* [TO DO]: Take every line where the string "shown" appears and copy it.

++++ GIVEN DATA

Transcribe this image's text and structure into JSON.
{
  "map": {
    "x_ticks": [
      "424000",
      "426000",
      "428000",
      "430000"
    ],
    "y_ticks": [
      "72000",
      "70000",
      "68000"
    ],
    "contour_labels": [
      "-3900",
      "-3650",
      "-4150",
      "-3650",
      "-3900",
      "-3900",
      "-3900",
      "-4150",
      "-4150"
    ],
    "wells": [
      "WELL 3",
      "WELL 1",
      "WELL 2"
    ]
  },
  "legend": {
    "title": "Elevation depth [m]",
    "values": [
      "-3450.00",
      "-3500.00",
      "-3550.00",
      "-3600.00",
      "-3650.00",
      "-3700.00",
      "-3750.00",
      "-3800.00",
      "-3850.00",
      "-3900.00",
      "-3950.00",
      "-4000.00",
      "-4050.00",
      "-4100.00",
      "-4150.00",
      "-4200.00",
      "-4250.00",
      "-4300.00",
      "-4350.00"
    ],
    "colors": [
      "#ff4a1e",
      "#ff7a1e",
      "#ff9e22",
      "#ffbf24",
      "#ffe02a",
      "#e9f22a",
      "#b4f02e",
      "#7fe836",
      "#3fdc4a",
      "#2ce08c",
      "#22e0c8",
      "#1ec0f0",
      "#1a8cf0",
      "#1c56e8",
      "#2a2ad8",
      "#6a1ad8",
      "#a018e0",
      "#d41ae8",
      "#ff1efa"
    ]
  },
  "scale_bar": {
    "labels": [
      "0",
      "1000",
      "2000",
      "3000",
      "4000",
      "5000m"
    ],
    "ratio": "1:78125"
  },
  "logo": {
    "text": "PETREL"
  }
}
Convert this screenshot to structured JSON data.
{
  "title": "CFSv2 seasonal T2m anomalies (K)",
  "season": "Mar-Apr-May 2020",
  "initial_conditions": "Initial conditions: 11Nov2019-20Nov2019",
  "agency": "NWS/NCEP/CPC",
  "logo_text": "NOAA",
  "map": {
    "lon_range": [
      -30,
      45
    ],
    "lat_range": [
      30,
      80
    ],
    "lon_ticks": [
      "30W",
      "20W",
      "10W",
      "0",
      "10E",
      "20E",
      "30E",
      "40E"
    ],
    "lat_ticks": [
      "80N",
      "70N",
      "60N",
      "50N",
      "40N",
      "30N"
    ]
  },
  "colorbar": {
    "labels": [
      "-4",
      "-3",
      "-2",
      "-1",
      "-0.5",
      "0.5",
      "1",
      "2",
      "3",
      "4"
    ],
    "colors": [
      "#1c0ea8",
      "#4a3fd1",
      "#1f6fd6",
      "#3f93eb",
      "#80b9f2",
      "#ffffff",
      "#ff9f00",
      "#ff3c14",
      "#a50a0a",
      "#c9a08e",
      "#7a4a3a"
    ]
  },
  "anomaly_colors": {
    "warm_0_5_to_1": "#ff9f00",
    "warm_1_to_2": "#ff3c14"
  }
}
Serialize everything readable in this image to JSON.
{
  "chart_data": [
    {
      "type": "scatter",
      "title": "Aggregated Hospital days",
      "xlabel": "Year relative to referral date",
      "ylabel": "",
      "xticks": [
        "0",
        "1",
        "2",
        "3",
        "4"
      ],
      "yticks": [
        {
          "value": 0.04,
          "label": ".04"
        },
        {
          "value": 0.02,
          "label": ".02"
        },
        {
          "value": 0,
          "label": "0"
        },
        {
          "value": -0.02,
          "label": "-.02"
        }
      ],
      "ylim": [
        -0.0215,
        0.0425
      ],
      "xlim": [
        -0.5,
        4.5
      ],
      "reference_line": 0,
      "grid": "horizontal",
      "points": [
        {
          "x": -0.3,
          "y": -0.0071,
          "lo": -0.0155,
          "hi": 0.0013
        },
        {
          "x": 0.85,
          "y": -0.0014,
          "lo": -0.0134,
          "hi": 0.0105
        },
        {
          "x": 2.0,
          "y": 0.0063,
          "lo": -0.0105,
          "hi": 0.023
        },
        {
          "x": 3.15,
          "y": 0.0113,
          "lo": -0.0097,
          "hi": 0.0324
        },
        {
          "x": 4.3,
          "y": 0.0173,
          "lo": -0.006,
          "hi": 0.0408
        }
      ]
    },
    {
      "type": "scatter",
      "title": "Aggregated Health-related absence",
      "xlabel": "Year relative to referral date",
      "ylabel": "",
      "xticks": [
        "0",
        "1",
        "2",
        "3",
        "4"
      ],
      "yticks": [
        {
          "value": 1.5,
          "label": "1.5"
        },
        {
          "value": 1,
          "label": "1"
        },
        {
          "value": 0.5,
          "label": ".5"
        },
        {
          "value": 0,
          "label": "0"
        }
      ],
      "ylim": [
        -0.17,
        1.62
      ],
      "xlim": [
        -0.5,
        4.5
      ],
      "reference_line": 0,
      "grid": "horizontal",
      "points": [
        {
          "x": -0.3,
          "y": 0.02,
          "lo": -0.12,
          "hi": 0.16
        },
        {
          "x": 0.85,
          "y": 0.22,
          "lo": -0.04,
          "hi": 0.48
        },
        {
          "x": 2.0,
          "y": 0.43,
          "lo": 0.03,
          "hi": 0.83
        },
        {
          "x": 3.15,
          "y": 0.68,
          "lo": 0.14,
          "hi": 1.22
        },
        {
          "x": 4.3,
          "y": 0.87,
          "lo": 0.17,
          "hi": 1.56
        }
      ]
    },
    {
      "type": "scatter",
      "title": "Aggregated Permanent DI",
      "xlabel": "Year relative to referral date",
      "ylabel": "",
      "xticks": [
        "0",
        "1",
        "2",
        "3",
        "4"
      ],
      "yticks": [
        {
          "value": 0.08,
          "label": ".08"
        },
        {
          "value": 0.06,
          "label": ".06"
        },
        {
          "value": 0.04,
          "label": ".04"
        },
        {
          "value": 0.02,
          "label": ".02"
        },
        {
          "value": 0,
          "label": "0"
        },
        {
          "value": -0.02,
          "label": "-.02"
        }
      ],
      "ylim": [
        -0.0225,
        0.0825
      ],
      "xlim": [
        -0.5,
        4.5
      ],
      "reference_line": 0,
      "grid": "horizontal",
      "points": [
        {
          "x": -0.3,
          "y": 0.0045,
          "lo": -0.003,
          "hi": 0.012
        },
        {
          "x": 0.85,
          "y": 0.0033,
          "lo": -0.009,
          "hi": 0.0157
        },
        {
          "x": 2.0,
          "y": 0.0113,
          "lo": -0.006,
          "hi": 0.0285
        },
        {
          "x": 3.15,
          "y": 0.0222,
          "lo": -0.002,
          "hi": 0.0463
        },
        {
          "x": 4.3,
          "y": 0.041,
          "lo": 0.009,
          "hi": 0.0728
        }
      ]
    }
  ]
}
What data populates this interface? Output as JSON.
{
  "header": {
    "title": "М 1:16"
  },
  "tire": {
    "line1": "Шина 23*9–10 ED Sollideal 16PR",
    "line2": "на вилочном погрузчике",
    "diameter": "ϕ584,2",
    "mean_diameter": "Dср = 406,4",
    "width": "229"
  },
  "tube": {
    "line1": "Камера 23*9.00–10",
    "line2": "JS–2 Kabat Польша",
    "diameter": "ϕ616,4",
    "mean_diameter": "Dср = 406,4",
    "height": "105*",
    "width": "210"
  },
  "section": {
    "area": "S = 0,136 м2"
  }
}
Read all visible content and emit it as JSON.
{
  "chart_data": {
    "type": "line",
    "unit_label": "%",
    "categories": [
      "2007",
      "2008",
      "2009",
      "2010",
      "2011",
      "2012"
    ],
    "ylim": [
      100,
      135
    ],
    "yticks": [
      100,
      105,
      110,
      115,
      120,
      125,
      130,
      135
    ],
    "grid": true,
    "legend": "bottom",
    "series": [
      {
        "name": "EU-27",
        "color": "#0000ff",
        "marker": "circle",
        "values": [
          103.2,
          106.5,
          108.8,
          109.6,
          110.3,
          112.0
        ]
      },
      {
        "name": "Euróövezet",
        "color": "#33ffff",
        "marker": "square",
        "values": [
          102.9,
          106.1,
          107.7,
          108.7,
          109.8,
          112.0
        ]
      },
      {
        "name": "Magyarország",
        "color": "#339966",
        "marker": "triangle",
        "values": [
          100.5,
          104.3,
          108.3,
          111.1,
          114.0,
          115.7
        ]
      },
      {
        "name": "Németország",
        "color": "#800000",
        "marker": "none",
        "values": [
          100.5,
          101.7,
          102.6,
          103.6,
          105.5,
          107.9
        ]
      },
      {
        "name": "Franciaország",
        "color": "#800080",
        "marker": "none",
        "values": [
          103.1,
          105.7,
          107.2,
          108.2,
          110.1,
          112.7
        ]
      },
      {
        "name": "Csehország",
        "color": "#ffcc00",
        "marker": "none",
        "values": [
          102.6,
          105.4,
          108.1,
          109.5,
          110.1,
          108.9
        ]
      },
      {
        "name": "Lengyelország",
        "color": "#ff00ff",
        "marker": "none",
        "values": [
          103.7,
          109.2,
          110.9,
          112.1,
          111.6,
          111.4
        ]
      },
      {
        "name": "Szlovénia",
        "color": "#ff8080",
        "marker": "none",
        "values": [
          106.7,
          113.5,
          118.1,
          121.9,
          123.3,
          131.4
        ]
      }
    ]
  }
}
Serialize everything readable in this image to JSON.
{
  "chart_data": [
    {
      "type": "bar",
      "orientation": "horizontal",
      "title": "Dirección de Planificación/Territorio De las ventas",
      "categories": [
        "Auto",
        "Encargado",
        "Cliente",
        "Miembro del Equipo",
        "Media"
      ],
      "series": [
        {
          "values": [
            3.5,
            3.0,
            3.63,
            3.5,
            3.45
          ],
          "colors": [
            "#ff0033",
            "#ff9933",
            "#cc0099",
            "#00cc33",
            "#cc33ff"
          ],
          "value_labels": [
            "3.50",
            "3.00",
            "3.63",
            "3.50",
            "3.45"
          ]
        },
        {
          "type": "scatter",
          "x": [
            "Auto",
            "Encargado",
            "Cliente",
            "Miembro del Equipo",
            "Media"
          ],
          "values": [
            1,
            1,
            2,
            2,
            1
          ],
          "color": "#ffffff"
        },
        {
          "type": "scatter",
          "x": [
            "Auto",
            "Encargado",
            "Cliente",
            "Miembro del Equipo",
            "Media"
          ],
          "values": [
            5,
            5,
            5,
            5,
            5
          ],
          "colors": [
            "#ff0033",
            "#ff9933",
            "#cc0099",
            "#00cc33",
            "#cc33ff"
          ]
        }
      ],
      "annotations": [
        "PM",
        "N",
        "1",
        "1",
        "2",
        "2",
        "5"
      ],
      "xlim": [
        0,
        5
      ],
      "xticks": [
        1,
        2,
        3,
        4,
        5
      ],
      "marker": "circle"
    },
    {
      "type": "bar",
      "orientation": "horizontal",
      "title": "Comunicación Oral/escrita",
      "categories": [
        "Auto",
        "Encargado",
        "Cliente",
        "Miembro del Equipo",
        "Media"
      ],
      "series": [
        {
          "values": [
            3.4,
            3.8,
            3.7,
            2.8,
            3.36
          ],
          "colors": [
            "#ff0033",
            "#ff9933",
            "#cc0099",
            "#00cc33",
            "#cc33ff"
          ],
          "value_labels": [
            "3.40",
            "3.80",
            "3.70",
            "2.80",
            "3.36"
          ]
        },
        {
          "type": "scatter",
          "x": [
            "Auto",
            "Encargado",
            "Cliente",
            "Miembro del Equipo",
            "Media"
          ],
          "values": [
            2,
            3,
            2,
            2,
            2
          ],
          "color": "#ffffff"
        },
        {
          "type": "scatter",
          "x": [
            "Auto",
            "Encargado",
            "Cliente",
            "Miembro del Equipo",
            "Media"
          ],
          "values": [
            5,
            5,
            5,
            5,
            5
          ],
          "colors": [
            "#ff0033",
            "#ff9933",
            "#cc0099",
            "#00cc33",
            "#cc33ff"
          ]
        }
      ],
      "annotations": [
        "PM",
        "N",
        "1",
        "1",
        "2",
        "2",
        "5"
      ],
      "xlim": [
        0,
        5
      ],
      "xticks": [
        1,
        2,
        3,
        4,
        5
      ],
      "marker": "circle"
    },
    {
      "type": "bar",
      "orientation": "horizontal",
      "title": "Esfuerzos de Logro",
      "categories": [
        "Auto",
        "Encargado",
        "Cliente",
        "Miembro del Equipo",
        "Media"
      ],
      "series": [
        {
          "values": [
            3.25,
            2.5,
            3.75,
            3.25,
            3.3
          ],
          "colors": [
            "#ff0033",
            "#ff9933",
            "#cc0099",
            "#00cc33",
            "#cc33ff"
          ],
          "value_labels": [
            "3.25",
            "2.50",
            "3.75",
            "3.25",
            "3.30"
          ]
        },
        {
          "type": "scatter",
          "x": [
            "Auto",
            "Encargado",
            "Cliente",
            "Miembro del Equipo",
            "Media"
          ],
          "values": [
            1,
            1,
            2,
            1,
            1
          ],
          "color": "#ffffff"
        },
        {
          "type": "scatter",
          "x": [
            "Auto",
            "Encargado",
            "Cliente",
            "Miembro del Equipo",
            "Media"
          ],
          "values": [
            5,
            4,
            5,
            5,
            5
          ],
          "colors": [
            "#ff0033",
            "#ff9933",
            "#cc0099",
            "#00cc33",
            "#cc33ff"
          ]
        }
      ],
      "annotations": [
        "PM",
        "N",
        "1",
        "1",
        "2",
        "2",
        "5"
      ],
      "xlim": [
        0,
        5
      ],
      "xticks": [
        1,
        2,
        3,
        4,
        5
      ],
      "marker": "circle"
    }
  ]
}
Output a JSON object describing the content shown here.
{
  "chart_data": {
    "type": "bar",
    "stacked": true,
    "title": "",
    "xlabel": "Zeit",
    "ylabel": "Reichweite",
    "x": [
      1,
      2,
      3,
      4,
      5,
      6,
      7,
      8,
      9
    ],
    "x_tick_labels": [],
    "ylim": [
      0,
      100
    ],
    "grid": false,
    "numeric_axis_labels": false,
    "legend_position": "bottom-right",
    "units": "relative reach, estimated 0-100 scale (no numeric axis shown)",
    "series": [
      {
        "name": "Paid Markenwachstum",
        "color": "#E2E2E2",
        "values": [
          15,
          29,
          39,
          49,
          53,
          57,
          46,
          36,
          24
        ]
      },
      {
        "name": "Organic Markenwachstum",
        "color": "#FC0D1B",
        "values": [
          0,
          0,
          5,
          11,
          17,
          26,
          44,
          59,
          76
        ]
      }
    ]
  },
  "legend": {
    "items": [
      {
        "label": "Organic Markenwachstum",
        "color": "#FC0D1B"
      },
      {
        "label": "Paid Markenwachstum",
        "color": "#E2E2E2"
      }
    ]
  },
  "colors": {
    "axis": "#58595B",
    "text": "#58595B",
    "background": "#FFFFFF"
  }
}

++++++++

* [OUTPUT OF THE TASK]:
Output a JSON object describing the content shown here.
    "units": "relative reach, estimated 0-100 scale (no numeric axis shown)",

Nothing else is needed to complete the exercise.